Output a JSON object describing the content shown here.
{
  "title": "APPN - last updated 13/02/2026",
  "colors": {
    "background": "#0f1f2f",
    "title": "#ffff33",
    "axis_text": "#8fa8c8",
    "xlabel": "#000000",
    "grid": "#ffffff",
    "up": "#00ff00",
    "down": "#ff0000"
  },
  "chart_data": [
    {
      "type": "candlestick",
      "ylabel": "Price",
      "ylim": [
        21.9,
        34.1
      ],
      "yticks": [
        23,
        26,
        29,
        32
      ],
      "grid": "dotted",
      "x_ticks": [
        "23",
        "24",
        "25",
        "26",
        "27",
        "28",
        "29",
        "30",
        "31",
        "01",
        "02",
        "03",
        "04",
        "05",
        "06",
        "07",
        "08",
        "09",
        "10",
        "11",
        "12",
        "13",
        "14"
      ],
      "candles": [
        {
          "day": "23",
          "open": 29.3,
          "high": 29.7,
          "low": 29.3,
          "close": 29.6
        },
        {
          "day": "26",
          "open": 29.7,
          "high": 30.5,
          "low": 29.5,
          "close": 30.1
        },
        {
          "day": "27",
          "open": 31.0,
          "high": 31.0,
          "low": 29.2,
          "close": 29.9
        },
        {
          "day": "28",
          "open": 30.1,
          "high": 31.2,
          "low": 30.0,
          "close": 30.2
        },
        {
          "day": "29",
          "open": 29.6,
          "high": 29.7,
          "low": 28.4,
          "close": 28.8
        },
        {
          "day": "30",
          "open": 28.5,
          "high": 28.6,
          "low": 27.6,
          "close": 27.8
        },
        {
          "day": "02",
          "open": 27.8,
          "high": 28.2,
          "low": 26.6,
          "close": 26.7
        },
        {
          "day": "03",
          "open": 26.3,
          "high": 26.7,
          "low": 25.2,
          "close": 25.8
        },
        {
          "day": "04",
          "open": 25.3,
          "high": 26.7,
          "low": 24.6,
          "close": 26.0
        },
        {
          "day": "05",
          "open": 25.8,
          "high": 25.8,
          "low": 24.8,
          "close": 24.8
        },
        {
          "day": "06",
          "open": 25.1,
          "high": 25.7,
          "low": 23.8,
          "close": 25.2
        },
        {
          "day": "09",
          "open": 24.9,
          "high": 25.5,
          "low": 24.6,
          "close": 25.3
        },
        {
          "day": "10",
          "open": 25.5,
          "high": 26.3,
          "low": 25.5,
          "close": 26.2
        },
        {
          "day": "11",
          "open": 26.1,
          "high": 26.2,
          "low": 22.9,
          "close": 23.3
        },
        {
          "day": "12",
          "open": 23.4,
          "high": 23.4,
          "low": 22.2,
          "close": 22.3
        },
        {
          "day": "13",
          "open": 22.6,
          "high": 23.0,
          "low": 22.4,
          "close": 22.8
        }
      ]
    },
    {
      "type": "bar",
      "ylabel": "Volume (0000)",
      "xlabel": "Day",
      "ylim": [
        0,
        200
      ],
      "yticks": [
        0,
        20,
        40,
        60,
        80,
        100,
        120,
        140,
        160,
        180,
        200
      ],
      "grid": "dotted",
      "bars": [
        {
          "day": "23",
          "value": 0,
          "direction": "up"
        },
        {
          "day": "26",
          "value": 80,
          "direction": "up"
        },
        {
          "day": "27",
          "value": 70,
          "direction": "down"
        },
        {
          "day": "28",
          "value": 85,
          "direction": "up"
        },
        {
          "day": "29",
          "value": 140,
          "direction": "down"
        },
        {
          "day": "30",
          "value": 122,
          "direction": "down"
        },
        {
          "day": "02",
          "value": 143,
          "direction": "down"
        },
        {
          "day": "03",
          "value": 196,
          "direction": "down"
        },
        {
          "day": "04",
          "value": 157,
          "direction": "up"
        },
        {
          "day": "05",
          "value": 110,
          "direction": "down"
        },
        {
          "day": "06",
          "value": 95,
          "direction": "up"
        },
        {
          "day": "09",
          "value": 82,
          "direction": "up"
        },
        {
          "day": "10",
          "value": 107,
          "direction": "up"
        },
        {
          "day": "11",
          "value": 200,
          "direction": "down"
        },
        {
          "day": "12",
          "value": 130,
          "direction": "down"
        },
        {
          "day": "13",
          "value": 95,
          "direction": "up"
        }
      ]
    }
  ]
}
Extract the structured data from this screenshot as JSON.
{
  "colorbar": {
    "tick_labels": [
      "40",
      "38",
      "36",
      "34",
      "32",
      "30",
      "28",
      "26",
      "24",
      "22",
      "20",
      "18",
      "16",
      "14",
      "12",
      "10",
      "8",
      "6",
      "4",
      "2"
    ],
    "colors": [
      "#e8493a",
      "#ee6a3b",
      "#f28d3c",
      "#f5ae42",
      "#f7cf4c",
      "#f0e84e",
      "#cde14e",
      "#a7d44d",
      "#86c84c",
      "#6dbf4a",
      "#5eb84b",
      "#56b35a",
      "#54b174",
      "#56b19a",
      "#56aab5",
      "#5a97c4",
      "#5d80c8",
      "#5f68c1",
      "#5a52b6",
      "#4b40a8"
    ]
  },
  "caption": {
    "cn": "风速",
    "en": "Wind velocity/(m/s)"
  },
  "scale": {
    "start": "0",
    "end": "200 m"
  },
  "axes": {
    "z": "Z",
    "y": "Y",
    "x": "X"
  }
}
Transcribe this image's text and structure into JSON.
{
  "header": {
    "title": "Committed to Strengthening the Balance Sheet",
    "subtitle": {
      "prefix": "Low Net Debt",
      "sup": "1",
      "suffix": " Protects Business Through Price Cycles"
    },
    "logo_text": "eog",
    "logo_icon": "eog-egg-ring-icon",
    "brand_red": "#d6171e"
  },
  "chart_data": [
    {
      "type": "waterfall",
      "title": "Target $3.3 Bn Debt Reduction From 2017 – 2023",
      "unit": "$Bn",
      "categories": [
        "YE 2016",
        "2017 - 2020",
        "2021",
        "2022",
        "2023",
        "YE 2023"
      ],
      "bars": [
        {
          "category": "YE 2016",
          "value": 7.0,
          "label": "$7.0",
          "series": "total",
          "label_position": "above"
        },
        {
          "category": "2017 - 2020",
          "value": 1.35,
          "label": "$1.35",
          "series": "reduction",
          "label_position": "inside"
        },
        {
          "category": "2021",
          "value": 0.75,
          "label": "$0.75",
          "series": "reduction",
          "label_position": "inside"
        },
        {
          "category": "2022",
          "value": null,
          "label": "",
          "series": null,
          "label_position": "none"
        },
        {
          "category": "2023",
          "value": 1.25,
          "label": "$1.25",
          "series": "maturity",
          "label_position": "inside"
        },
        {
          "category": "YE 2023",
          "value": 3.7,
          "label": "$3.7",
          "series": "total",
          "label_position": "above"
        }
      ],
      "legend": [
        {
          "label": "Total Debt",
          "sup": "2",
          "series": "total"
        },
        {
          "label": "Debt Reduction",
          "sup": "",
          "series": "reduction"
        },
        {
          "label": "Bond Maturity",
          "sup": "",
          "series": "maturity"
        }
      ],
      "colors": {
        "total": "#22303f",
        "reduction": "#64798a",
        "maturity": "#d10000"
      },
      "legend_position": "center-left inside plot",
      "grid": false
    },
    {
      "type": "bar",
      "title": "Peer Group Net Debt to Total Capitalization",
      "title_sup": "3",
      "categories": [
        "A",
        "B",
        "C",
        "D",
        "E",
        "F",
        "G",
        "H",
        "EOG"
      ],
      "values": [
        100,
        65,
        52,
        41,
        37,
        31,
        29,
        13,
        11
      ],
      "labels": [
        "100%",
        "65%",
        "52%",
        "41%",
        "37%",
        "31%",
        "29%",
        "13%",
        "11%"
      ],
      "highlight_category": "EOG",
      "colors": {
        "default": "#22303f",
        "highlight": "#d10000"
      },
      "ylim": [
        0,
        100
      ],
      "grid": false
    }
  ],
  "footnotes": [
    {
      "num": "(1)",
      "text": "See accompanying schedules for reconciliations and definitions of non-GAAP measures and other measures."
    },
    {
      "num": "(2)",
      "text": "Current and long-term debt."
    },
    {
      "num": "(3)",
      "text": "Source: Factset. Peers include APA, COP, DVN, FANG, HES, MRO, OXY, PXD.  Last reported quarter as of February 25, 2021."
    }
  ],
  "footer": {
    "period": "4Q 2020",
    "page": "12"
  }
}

◆ Task instructions ◆
List every line above that holds the word "series".

◆ Task output ◆
          "series": "total",
          "series": "reduction",
          "series": "reduction",
          "series": null,
          "series": "maturity",
          "series": "total",
          "series": "total"
          "series": "reduction"
          "series": "maturity"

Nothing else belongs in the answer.